- **DESCRIPTION OF THE TASK**:
Copy out every record precisely.

[Data listing]
# # # # # # #
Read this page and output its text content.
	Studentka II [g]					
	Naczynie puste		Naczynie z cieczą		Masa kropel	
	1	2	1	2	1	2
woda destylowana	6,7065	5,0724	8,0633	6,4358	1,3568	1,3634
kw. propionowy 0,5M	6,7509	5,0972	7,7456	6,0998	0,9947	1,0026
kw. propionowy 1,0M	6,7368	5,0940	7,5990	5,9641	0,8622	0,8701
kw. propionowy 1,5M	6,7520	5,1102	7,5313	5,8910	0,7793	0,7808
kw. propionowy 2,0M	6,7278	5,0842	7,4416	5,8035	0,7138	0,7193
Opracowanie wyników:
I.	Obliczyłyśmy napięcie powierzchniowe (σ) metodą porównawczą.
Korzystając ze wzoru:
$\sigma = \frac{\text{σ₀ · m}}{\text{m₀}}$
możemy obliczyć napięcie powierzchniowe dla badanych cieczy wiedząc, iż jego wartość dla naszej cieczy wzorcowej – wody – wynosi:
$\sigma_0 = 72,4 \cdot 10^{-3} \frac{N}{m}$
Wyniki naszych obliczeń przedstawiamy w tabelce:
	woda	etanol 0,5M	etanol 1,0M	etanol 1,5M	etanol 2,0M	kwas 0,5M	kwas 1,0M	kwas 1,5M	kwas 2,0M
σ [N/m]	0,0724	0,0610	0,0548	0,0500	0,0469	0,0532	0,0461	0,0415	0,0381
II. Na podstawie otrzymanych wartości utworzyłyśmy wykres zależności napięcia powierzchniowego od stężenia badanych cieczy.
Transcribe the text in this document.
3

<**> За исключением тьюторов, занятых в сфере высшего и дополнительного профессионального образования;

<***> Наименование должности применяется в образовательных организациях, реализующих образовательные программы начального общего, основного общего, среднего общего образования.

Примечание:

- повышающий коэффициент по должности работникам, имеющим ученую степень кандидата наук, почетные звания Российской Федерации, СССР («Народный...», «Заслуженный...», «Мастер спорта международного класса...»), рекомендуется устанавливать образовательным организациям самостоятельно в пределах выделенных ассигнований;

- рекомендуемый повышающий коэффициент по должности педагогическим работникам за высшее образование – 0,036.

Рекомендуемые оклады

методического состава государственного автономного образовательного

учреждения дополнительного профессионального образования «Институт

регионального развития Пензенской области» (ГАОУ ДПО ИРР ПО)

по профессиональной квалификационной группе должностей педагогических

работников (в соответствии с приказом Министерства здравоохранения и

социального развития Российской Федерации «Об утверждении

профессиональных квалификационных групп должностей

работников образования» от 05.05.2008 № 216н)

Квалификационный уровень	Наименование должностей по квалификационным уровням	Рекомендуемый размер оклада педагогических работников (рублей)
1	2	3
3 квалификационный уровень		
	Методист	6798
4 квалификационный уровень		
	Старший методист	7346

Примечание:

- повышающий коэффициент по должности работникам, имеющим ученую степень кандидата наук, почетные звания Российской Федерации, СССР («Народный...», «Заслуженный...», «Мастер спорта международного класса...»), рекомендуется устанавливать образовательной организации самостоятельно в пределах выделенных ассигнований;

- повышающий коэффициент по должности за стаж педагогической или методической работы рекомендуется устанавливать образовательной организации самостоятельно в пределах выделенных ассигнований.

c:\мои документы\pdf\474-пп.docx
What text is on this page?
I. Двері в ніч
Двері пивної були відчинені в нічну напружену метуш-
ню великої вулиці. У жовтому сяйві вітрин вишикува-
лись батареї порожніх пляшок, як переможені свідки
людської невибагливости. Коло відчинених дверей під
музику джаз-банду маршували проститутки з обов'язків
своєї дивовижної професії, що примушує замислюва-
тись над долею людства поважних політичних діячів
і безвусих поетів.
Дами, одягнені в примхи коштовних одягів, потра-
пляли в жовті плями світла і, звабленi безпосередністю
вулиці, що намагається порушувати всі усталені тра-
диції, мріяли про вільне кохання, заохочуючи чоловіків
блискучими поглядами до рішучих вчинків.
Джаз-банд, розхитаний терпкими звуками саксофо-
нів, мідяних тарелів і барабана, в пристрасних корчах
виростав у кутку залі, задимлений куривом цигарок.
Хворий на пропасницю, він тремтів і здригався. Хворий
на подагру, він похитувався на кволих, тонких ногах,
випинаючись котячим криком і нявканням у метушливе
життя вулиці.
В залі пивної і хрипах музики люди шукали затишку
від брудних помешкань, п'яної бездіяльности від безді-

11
# # # # # # #
- **PROBLEM SOLUTION**:
Read this page and output its text content.
	Studentka II [g]					
	Naczynie puste		Naczynie z cieczą		Masa kropel	
	1	2	1	2	1	2
woda destylowana	6,7065	5,0724	8,0633	6,4358	1,3568	1,3634
kw. propionowy 0,5M	6,7509	5,0972	7,7456	6,0998	0,9947	1,0026
kw. propionowy 1,0M	6,7368	5,0940	7,5990	5,9641	0,8622	0,8701
kw. propionowy 1,5M	6,7520	5,1102	7,5313	5,8910	0,7793	0,7808
kw. propionowy 2,0M	6,7278	5,0842	7,4416	5,8035	0,7138	0,7193
Opracowanie wyników:
I.	Obliczyłyśmy napięcie powierzchniowe (σ) metodą porównawczą.
Korzystając ze wzoru:
$\sigma = \frac{\text{σ₀ · m}}{\text{m₀}}$
możemy obliczyć napięcie powierzchniowe dla badanych cieczy wiedząc, iż jego wartość dla naszej cieczy wzorcowej – wody – wynosi:
$\sigma_0 = 72,4 \cdot 10^{-3} \frac{N}{m}$
Wyniki naszych obliczeń przedstawiamy w tabelce:
	woda	etanol 0,5M	etanol 1,0M	etanol 1,5M	etanol 2,0M	kwas 0,5M	kwas 1,0M	kwas 1,5M	kwas 2,0M
σ [N/m]	0,0724	0,0610	0,0548	0,0500	0,0469	0,0532	0,0461	0,0415	0,0381
II. Na podstawie otrzymanych wartości utworzyłyśmy wykres zależności napięcia powierzchniowego od stężenia badanych cieczy.
Transcribe the text in this document.
3

<**> За исключением тьюторов, занятых в сфере высшего и дополнительного профессионального образования;

<***> Наименование должности применяется в образовательных организациях, реализующих образовательные программы начального общего, основного общего, среднего общего образования.

Примечание:

- повышающий коэффициент по должности работникам, имеющим ученую степень кандидата наук, почетные звания Российской Федерации, СССР («Народный...», «Заслуженный...», «Мастер спорта международного класса...»), рекомендуется устанавливать образовательным организациям самостоятельно в пределах выделенных ассигнований;

- рекомендуемый повышающий коэффициент по должности педагогическим работникам за высшее образование – 0,036.

Рекомендуемые оклады

методического состава государственного автономного образовательного

учреждения дополнительного профессионального образования «Институт

регионального развития Пензенской области» (ГАОУ ДПО ИРР ПО)

по профессиональной квалификационной группе должностей педагогических

работников (в соответствии с приказом Министерства здравоохранения и

социального развития Российской Федерации «Об утверждении

профессиональных квалификационных групп должностей

работников образования» от 05.05.2008 № 216н)

Квалификационный уровень	Наименование должностей по квалификационным уровням	Рекомендуемый размер оклада педагогических работников (рублей)
1	2	3
3 квалификационный уровень		
	Методист	6798
4 квалификационный уровень		
	Старший методист	7346

Примечание:

- повышающий коэффициент по должности работникам, имеющим ученую степень кандидата наук, почетные звания Российской Федерации, СССР («Народный...», «Заслуженный...», «Мастер спорта международного класса...»), рекомендуется устанавливать образовательной организации самостоятельно в пределах выделенных ассигнований;

- повышающий коэффициент по должности за стаж педагогической или методической работы рекомендуется устанавливать образовательной организации самостоятельно в пределах выделенных ассигнований.

c:\мои документы\pdf\474-пп.docx
What text is on this page?
I. Двері в ніч
Двері пивної були відчинені в нічну напружену метуш-
ню великої вулиці. У жовтому сяйві вітрин вишикува-
лись батареї порожніх пляшок, як переможені свідки
людської невибагливости. Коло відчинених дверей під
музику джаз-банду маршували проститутки з обов'язків
своєї дивовижної професії, що примушує замислюва-
тись над долею людства поважних політичних діячів
і безвусих поетів.
Дами, одягнені в примхи коштовних одягів, потра-
пляли в жовті плями світла і, звабленi безпосередністю
вулиці, що намагається порушувати всі усталені тра-
диції, мріяли про вільне кохання, заохочуючи чоловіків
блискучими поглядами до рішучих вчинків.
Джаз-банд, розхитаний терпкими звуками саксофо-
нів, мідяних тарелів і барабана, в пристрасних корчах
виростав у кутку залі, задимлений куривом цигарок.
Хворий на пропасницю, він тремтів і здригався. Хворий
на подагру, він похитувався на кволих, тонких ногах,
випинаючись котячим криком і нявканням у метушливе
життя вулиці.
В залі пивної і хрипах музики люди шукали затишку
від брудних помешкань, п'яної бездіяльности від безді-

11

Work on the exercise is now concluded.